■ **Written task**
Every line below that holds the string "Leitung" should be copied out.

■ **Dataset**
****************

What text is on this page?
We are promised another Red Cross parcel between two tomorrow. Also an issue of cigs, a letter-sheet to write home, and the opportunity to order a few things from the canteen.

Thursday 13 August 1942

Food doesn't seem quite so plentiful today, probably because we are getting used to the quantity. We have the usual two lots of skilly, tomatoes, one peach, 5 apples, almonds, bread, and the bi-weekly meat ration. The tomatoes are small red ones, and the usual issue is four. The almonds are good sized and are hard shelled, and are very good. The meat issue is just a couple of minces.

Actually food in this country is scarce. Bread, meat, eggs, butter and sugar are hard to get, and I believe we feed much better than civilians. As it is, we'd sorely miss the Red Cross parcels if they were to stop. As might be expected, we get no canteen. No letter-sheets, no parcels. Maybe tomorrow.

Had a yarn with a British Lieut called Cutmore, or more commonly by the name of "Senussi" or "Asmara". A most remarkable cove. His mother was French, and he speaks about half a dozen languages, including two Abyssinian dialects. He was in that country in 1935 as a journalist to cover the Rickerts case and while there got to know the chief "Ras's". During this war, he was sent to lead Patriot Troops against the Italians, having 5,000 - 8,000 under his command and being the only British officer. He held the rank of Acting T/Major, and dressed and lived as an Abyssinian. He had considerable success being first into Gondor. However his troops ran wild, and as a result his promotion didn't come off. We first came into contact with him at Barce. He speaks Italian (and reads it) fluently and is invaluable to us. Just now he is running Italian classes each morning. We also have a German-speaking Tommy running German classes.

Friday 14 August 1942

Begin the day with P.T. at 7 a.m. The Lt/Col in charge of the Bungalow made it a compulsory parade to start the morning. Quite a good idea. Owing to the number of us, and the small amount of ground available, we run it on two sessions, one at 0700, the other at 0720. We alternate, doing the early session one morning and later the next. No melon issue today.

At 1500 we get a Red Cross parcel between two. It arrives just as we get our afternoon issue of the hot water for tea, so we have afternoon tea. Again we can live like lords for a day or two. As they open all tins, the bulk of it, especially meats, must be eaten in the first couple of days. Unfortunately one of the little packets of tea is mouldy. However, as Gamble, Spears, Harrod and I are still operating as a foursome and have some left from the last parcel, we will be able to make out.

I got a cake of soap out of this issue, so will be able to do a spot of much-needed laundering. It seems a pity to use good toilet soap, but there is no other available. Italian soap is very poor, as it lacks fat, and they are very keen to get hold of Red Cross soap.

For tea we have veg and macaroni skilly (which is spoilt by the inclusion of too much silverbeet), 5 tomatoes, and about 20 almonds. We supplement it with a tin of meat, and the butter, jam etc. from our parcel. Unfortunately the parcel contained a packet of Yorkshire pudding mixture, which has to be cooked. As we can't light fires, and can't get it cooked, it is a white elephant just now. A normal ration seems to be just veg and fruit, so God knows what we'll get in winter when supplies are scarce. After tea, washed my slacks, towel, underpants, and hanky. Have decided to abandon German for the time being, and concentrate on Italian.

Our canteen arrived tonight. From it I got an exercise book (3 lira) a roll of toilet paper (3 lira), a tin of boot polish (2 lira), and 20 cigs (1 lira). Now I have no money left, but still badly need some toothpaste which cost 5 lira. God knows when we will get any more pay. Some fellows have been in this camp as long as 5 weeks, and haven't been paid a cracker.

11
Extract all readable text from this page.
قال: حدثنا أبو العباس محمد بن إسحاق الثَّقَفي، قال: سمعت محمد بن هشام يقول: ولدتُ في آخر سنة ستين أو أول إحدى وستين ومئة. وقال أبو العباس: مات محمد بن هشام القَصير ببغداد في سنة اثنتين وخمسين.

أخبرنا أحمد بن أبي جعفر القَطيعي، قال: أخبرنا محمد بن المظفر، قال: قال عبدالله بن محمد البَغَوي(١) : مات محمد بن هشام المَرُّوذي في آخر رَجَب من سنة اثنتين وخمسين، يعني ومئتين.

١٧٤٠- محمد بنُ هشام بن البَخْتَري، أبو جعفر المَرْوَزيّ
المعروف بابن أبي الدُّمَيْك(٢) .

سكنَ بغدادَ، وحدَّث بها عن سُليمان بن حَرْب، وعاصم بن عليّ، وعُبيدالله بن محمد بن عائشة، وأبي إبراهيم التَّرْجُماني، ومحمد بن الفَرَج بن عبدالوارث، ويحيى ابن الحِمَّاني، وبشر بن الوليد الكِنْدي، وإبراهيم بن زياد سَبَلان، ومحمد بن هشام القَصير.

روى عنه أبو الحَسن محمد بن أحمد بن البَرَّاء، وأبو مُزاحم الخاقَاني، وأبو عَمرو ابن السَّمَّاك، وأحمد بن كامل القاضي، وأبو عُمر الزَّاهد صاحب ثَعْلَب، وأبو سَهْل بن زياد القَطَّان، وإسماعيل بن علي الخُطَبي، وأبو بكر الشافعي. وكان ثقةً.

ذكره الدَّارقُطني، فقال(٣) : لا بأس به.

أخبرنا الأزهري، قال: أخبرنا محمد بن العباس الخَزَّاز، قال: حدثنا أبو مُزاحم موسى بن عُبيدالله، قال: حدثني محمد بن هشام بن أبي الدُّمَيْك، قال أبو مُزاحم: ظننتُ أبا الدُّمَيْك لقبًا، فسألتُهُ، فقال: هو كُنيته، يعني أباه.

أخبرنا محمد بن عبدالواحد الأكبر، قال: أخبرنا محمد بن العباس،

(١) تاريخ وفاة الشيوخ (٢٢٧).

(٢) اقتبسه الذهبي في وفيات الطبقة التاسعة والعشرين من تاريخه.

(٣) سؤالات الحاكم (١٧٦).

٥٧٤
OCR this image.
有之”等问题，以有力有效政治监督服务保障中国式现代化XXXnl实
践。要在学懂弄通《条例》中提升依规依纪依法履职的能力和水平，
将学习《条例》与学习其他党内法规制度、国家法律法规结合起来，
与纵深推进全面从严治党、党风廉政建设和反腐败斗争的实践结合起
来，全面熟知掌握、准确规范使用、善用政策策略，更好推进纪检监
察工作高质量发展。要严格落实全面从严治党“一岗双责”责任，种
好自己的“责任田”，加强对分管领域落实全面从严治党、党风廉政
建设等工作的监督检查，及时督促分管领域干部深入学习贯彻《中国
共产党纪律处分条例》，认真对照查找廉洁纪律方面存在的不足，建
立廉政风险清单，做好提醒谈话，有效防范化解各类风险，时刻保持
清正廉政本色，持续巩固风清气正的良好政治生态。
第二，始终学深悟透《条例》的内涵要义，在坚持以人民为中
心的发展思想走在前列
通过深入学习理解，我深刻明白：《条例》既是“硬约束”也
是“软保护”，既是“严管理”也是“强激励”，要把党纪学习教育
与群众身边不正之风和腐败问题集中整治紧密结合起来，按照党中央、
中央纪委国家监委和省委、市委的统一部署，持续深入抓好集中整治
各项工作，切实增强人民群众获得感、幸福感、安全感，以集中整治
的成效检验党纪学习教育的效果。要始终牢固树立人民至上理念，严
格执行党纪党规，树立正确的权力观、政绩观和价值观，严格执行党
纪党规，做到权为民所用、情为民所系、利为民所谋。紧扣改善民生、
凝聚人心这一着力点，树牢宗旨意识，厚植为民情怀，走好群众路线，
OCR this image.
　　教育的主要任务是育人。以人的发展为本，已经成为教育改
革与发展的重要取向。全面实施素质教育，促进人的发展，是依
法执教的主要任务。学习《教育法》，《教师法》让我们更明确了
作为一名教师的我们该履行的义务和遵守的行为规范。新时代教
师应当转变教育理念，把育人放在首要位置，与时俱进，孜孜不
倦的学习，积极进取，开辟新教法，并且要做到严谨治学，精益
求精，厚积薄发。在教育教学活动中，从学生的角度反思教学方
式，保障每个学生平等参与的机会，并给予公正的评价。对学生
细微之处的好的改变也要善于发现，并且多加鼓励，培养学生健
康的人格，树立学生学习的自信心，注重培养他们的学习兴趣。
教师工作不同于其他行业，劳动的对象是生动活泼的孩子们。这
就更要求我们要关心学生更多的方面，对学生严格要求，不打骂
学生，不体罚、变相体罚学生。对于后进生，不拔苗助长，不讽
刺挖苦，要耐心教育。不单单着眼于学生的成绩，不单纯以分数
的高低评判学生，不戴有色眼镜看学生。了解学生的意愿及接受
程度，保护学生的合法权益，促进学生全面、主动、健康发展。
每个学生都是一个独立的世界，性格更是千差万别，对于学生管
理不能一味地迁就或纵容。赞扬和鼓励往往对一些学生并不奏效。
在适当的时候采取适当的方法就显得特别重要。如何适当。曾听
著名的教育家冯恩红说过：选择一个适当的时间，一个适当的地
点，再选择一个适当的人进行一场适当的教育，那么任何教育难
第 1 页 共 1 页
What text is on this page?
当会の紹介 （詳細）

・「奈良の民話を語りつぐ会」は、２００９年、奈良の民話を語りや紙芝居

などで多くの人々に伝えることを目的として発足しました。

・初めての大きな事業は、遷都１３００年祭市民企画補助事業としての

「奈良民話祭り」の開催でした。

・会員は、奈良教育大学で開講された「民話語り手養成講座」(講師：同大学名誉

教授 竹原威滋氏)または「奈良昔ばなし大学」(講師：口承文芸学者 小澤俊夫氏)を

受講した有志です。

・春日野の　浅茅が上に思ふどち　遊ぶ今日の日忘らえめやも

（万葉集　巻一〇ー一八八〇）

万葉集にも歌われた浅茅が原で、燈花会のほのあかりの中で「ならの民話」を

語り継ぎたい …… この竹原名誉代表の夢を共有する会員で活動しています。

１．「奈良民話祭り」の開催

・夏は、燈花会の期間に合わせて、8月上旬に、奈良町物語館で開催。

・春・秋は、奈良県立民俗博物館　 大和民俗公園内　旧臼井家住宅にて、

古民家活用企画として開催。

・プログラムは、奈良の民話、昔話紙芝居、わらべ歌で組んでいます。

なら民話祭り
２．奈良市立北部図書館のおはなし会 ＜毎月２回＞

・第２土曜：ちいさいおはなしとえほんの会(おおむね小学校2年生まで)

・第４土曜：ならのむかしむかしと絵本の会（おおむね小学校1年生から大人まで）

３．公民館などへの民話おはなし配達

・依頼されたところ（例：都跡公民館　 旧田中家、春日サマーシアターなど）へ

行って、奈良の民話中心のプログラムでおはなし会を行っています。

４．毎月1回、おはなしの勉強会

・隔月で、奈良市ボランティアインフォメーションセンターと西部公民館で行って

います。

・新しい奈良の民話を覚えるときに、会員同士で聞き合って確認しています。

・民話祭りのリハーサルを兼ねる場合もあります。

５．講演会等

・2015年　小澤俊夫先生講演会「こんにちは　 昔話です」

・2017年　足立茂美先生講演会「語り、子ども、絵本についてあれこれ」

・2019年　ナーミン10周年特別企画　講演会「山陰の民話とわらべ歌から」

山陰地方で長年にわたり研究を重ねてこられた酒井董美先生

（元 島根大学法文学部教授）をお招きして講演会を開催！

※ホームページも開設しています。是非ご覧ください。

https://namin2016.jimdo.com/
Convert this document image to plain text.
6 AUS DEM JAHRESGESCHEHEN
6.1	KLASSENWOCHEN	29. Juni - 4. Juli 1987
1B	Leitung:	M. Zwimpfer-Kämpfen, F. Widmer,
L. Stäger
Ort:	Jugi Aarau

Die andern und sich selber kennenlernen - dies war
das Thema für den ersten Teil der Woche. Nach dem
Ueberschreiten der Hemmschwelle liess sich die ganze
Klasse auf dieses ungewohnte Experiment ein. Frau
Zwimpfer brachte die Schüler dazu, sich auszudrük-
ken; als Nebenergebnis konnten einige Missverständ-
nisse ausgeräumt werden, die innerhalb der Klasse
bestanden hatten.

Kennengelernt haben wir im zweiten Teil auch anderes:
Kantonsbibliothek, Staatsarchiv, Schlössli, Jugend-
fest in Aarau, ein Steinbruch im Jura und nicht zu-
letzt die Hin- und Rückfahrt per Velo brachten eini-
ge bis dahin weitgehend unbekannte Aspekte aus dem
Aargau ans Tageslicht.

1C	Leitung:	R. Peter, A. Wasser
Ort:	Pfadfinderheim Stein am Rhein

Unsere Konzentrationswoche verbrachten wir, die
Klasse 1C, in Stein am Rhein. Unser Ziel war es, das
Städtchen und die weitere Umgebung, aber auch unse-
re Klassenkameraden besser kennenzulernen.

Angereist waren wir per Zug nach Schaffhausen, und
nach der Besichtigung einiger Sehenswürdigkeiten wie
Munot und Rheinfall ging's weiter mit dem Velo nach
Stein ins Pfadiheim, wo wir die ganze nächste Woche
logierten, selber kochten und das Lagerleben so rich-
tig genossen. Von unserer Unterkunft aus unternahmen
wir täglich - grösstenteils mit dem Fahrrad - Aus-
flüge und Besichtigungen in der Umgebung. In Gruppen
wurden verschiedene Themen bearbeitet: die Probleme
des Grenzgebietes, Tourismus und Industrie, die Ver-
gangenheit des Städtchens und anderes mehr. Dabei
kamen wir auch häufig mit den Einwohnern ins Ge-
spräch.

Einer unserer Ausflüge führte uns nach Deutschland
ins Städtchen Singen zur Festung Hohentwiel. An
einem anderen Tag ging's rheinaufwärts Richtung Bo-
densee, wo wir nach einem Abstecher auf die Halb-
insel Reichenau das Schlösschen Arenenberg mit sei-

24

****************

■ **Complete response**
1B	Leitung:	M. Zwimpfer-Kämpfen, F. Widmer,
1C	Leitung:	R. Peter, A. Wasser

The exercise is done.